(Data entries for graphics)
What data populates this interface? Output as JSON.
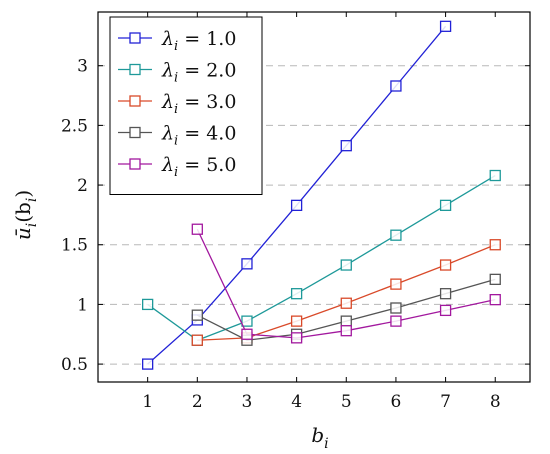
{
  "chart_data": {
    "type": "line",
    "title": "",
    "xlabel": "b",
    "xlabel_sub": "i",
    "ylabel": "ū",
    "ylabel_sub": "i",
    "ylabel_arg": "(b",
    "ylabel_arg_sub": "i",
    "ylabel_close": ")",
    "xlim": [
      0,
      8.7
    ],
    "ylim": [
      0.35,
      3.45
    ],
    "x_ticks": [
      1,
      2,
      3,
      4,
      5,
      6,
      7,
      8
    ],
    "y_ticks": [
      0.5,
      1,
      1.5,
      2,
      2.5,
      3
    ],
    "y_tick_labels": [
      "0.5",
      "1",
      "1.5",
      "2",
      "2.5",
      "3"
    ],
    "grid": "horizontal dashed",
    "legend_position": "top-left",
    "series": [
      {
        "name": "λi = 1.0",
        "color": "#2222d6",
        "x": [
          1,
          2,
          3,
          4,
          5,
          6,
          7
        ],
        "y": [
          0.5,
          0.87,
          1.34,
          1.83,
          2.33,
          2.83,
          3.33
        ]
      },
      {
        "name": "λi = 2.0",
        "color": "#1e9999",
        "x": [
          1,
          2,
          3,
          4,
          5,
          6,
          7,
          8
        ],
        "y": [
          1.0,
          0.7,
          0.86,
          1.09,
          1.33,
          1.58,
          1.83,
          2.08
        ]
      },
      {
        "name": "λi = 3.0",
        "color": "#d94a2a",
        "x": [
          2,
          3,
          4,
          5,
          6,
          7,
          8
        ],
        "y": [
          0.7,
          0.72,
          0.86,
          1.01,
          1.17,
          1.33,
          1.5
        ]
      },
      {
        "name": "λi = 4.0",
        "color": "#555555",
        "x": [
          2,
          3,
          4,
          5,
          6,
          7,
          8
        ],
        "y": [
          0.91,
          0.7,
          0.75,
          0.86,
          0.97,
          1.09,
          1.21
        ]
      },
      {
        "name": "λi = 5.0",
        "color": "#a2189e",
        "x": [
          2,
          3,
          4,
          5,
          6,
          7,
          8
        ],
        "y": [
          1.63,
          0.75,
          0.72,
          0.78,
          0.86,
          0.95,
          1.04
        ]
      }
    ]
  }
}
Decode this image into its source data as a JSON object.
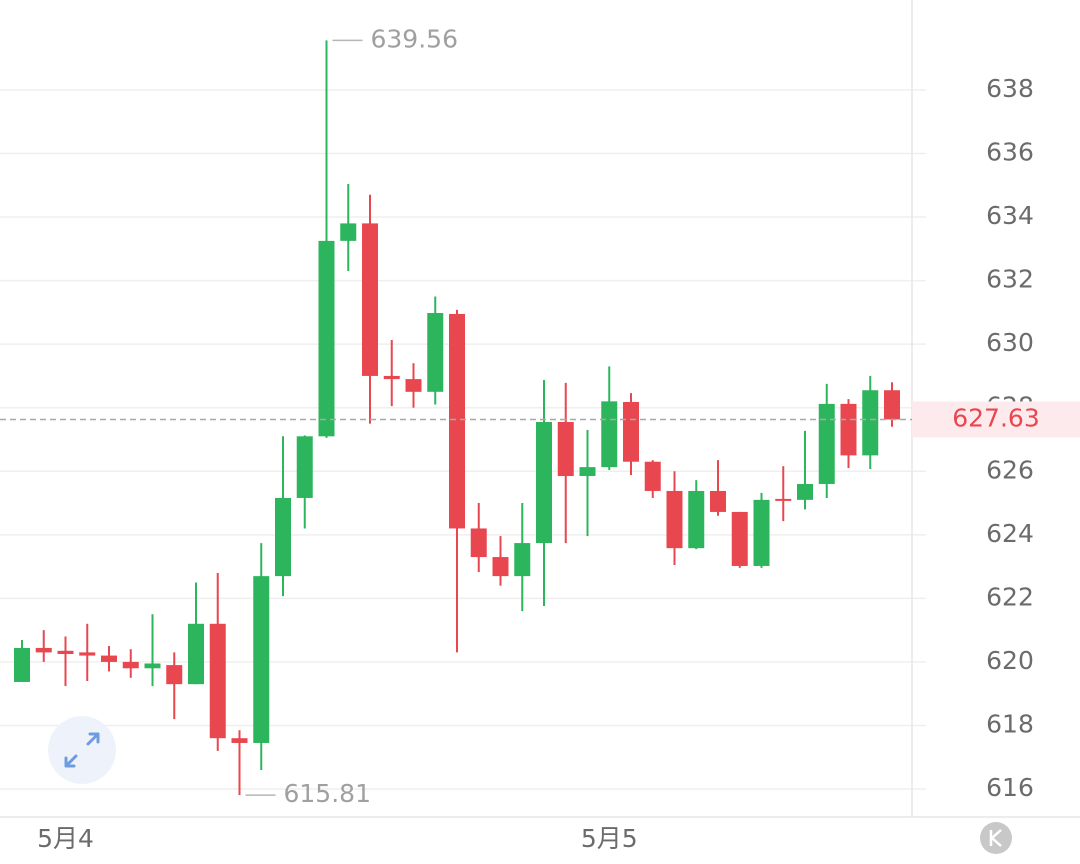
{
  "chart_data": {
    "type": "candlestick",
    "categories": [
      null,
      null,
      "5月4",
      null,
      null,
      null,
      null,
      null,
      null,
      null,
      null,
      null,
      null,
      null,
      null,
      null,
      null,
      null,
      null,
      null,
      null,
      null,
      null,
      null,
      null,
      null,
      null,
      "5月5",
      null,
      null,
      null,
      null,
      null,
      null,
      null,
      null,
      null,
      null,
      null,
      null,
      null
    ],
    "open": [
      619.37,
      620.44,
      620.35,
      620.3,
      620.2,
      620.0,
      619.8,
      619.9,
      619.3,
      621.2,
      617.6,
      617.45,
      622.7,
      625.16,
      627.1,
      633.25,
      633.8,
      629.0,
      628.9,
      628.5,
      630.95,
      624.2,
      623.3,
      622.7,
      623.74,
      627.55,
      625.85,
      626.13,
      628.18,
      626.3,
      625.38,
      623.58,
      625.38,
      624.72,
      623.02,
      625.13,
      625.1,
      625.6,
      628.12,
      626.5,
      628.55
    ],
    "high": [
      620.69,
      621.0,
      620.8,
      621.2,
      620.5,
      620.4,
      621.5,
      620.3,
      622.5,
      622.8,
      617.85,
      623.74,
      627.1,
      627.13,
      639.56,
      635.04,
      634.7,
      630.13,
      629.4,
      631.5,
      631.08,
      625.0,
      623.96,
      625.0,
      628.87,
      628.78,
      627.3,
      629.3,
      628.46,
      626.35,
      626.0,
      625.72,
      626.35,
      624.72,
      625.32,
      626.16,
      627.27,
      628.75,
      628.27,
      629.0,
      628.8
    ],
    "low": [
      619.37,
      620.0,
      619.24,
      619.4,
      619.7,
      619.5,
      619.24,
      618.2,
      619.3,
      617.2,
      615.81,
      616.6,
      622.07,
      624.2,
      627.05,
      632.3,
      627.5,
      628.05,
      628.0,
      628.1,
      620.3,
      622.83,
      622.4,
      621.6,
      621.76,
      623.74,
      623.96,
      626.04,
      625.88,
      625.16,
      623.05,
      623.55,
      624.6,
      622.96,
      622.96,
      624.43,
      624.8,
      625.16,
      626.1,
      626.07,
      627.4
    ],
    "close": [
      620.44,
      620.3,
      620.25,
      620.2,
      620.0,
      619.8,
      619.95,
      619.3,
      621.2,
      617.6,
      617.45,
      622.7,
      625.16,
      627.1,
      633.25,
      633.8,
      629.0,
      628.9,
      628.5,
      630.98,
      624.2,
      623.3,
      622.7,
      623.74,
      627.55,
      625.85,
      626.13,
      628.2,
      626.3,
      625.38,
      623.58,
      625.38,
      624.72,
      623.02,
      625.1,
      625.07,
      625.6,
      628.12,
      626.5,
      628.55,
      627.63
    ],
    "up_color": "#2db55d",
    "down_color": "#e8474f",
    "ylim": [
      615.12,
      640.83
    ],
    "yticks": [
      616,
      618,
      620,
      622,
      624,
      626,
      628,
      630,
      632,
      634,
      636,
      638
    ],
    "grid": true,
    "high_marker": 639.56,
    "low_marker": 615.81,
    "last_price": 627.63
  }
}
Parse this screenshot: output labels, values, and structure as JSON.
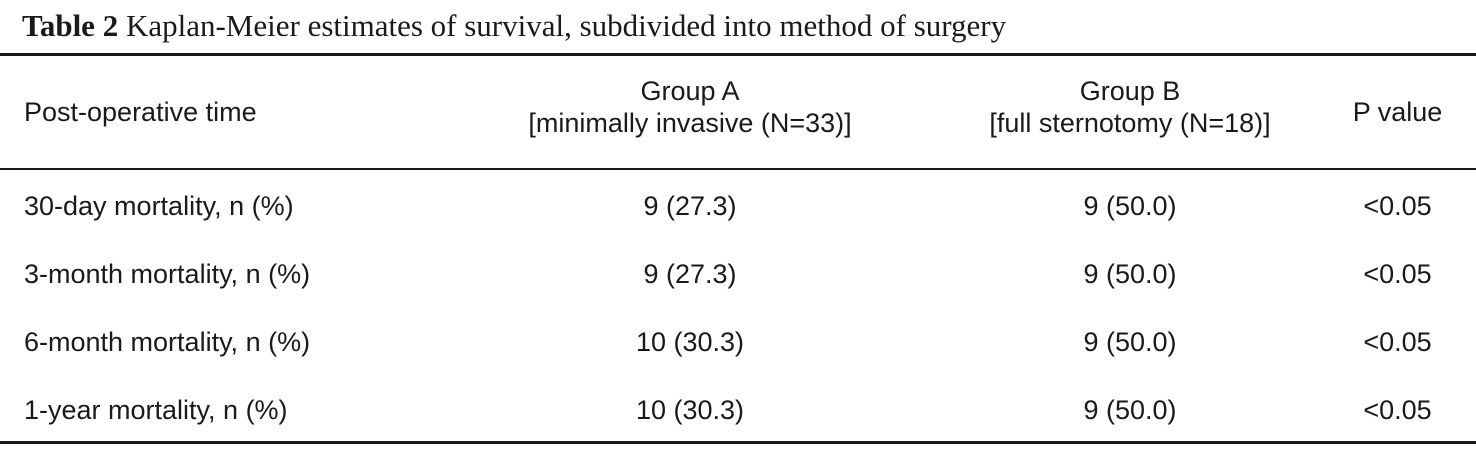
{
  "caption": {
    "label": "Table 2",
    "text": "Kaplan-Meier estimates of survival, subdivided into method of surgery"
  },
  "header": {
    "col1": "Post-operative time",
    "groupA_line1": "Group A",
    "groupA_line2": "[minimally invasive (N=33)]",
    "groupB_line1": "Group B",
    "groupB_line2": "[full sternotomy (N=18)]",
    "p": "P value"
  },
  "rows": [
    {
      "time": "30-day mortality, n (%)",
      "a": "9 (27.3)",
      "b": "9 (50.0)",
      "p": "<0.05"
    },
    {
      "time": "3-month mortality, n (%)",
      "a": "9 (27.3)",
      "b": "9 (50.0)",
      "p": "<0.05"
    },
    {
      "time": "6-month mortality, n (%)",
      "a": "10 (30.3)",
      "b": "9 (50.0)",
      "p": "<0.05"
    },
    {
      "time": "1-year mortality, n (%)",
      "a": "10 (30.3)",
      "b": "9 (50.0)",
      "p": "<0.05"
    }
  ]
}
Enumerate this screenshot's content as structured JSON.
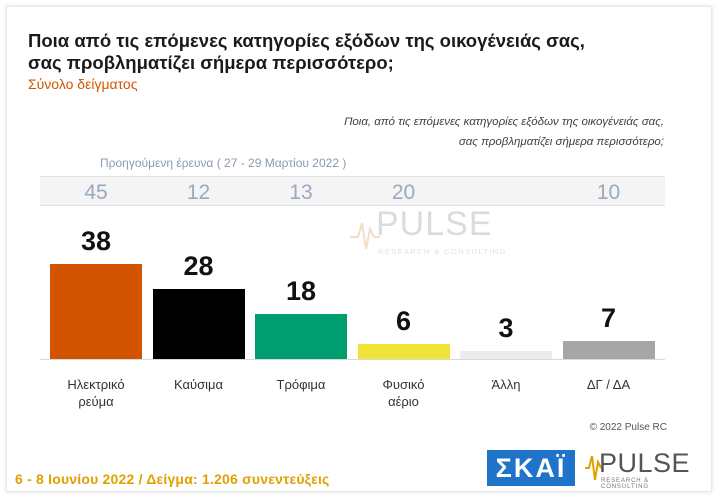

= Challenge =
Quote all the records verbatim, dropping any pictures from your copy.

= Solution =
What data populates this interface? Output as JSON.
{
  "chart_data": {
    "type": "line",
    "title": "",
    "xlabel": "b",
    "xlabel_sub": "i",
    "ylabel": "ū",
    "ylabel_sub": "i",
    "ylabel_arg": "(b",
    "ylabel_arg_sub": "i",
    "ylabel_close": ")",
    "xlim": [
      0,
      8.7
    ],
    "ylim": [
      0.35,
      3.45
    ],
    "x_ticks": [
      1,
      2,
      3,
      4,
      5,
      6,
      7,
      8
    ],
    "y_ticks": [
      0.5,
      1,
      1.5,
      2,
      2.5,
      3
    ],
    "y_tick_labels": [
      "0.5",
      "1",
      "1.5",
      "2",
      "2.5",
      "3"
    ],
    "grid": "horizontal dashed",
    "legend_position": "top-left",
    "series": [
      {
        "name": "λi = 1.0",
        "color": "#2222d6",
        "x": [
          1,
          2,
          3,
          4,
          5,
          6,
          7
        ],
        "y": [
          0.5,
          0.87,
          1.34,
          1.83,
          2.33,
          2.83,
          3.33
        ]
      },
      {
        "name": "λi = 2.0",
        "color": "#1e9999",
        "x": [
          1,
          2,
          3,
          4,
          5,
          6,
          7,
          8
        ],
        "y": [
          1.0,
          0.7,
          0.86,
          1.09,
          1.33,
          1.58,
          1.83,
          2.08
        ]
      },
      {
        "name": "λi = 3.0",
        "color": "#d94a2a",
        "x": [
          2,
          3,
          4,
          5,
          6,
          7,
          8
        ],
        "y": [
          0.7,
          0.72,
          0.86,
          1.01,
          1.17,
          1.33,
          1.5
        ]
      },
      {
        "name": "λi = 4.0",
        "color": "#555555",
        "x": [
          2,
          3,
          4,
          5,
          6,
          7,
          8
        ],
        "y": [
          0.91,
          0.7,
          0.75,
          0.86,
          0.97,
          1.09,
          1.21
        ]
      },
      {
        "name": "λi = 5.0",
        "color": "#a2189e",
        "x": [
          2,
          3,
          4,
          5,
          6,
          7,
          8
        ],
        "y": [
          1.63,
          0.75,
          0.72,
          0.78,
          0.86,
          0.95,
          1.04
        ]
      }
    ]
  }
}
Decode this image into its source data as a JSON object.
{
  "chart_data": {
    "type": "candlestick",
    "categories": [
      null,
      null,
      "5月4",
      null,
      null,
      null,
      null,
      null,
      null,
      null,
      null,
      null,
      null,
      null,
      null,
      null,
      null,
      null,
      null,
      null,
      null,
      null,
      null,
      null,
      null,
      null,
      null,
      "5月5",
      null,
      null,
      null,
      null,
      null,
      null,
      null,
      null,
      null,
      null,
      null,
      null,
      null
    ],
    "open": [
      619.37,
      620.44,
      620.35,
      620.3,
      620.2,
      620.0,
      619.8,
      619.9,
      619.3,
      621.2,
      617.6,
      617.45,
      622.7,
      625.16,
      627.1,
      633.25,
      633.8,
      629.0,
      628.9,
      628.5,
      630.95,
      624.2,
      623.3,
      622.7,
      623.74,
      627.55,
      625.85,
      626.13,
      628.18,
      626.3,
      625.38,
      623.58,
      625.38,
      624.72,
      623.02,
      625.13,
      625.1,
      625.6,
      628.12,
      626.5,
      628.55
    ],
    "high": [
      620.69,
      621.0,
      620.8,
      621.2,
      620.5,
      620.4,
      621.5,
      620.3,
      622.5,
      622.8,
      617.85,
      623.74,
      627.1,
      627.13,
      639.56,
      635.04,
      634.7,
      630.13,
      629.4,
      631.5,
      631.08,
      625.0,
      623.96,
      625.0,
      628.87,
      628.78,
      627.3,
      629.3,
      628.46,
      626.35,
      626.0,
      625.72,
      626.35,
      624.72,
      625.32,
      626.16,
      627.27,
      628.75,
      628.27,
      629.0,
      628.8
    ],
    "low": [
      619.37,
      620.0,
      619.24,
      619.4,
      619.7,
      619.5,
      619.24,
      618.2,
      619.3,
      617.2,
      615.81,
      616.6,
      622.07,
      624.2,
      627.05,
      632.3,
      627.5,
      628.05,
      628.0,
      628.1,
      620.3,
      622.83,
      622.4,
      621.6,
      621.76,
      623.74,
      623.96,
      626.04,
      625.88,
      625.16,
      623.05,
      623.55,
      624.6,
      622.96,
      622.96,
      624.43,
      624.8,
      625.16,
      626.1,
      626.07,
      627.4
    ],
    "close": [
      620.44,
      620.3,
      620.25,
      620.2,
      620.0,
      619.8,
      619.95,
      619.3,
      621.2,
      617.6,
      617.45,
      622.7,
      625.16,
      627.1,
      633.25,
      633.8,
      629.0,
      628.9,
      628.5,
      630.98,
      624.2,
      623.3,
      622.7,
      623.74,
      627.55,
      625.85,
      626.13,
      628.2,
      626.3,
      625.38,
      623.58,
      625.38,
      624.72,
      623.02,
      625.1,
      625.07,
      625.6,
      628.12,
      626.5,
      628.55,
      627.63
    ],
    "up_color": "#2db55d",
    "down_color": "#e8474f",
    "ylim": [
      615.12,
      640.83
    ],
    "yticks": [
      616,
      618,
      620,
      622,
      624,
      626,
      628,
      630,
      632,
      634,
      636,
      638
    ],
    "grid": true,
    "high_marker": 639.56,
    "low_marker": 615.81,
    "last_price": 627.63
  }
}
Parse this screenshot: output labels, values, and structure as JSON.
{
  "caption": {
    "label": "Table 2",
    "text": "Kaplan-Meier estimates of survival, subdivided into method of surgery"
  },
  "header": {
    "col1": "Post-operative time",
    "groupA_line1": "Group A",
    "groupA_line2": "[minimally invasive (N=33)]",
    "groupB_line1": "Group B",
    "groupB_line2": "[full sternotomy (N=18)]",
    "p": "P value"
  },
  "rows": [
    {
      "time": "30-day mortality, n (%)",
      "a": "9 (27.3)",
      "b": "9 (50.0)",
      "p": "<0.05"
    },
    {
      "time": "3-month mortality, n (%)",
      "a": "9 (27.3)",
      "b": "9 (50.0)",
      "p": "<0.05"
    },
    {
      "time": "6-month mortality, n (%)",
      "a": "10 (30.3)",
      "b": "9 (50.0)",
      "p": "<0.05"
    },
    {
      "time": "1-year mortality, n (%)",
      "a": "10 (30.3)",
      "b": "9 (50.0)",
      "p": "<0.05"
    }
  ]
}
Enumerate this screenshot's content as structured JSON.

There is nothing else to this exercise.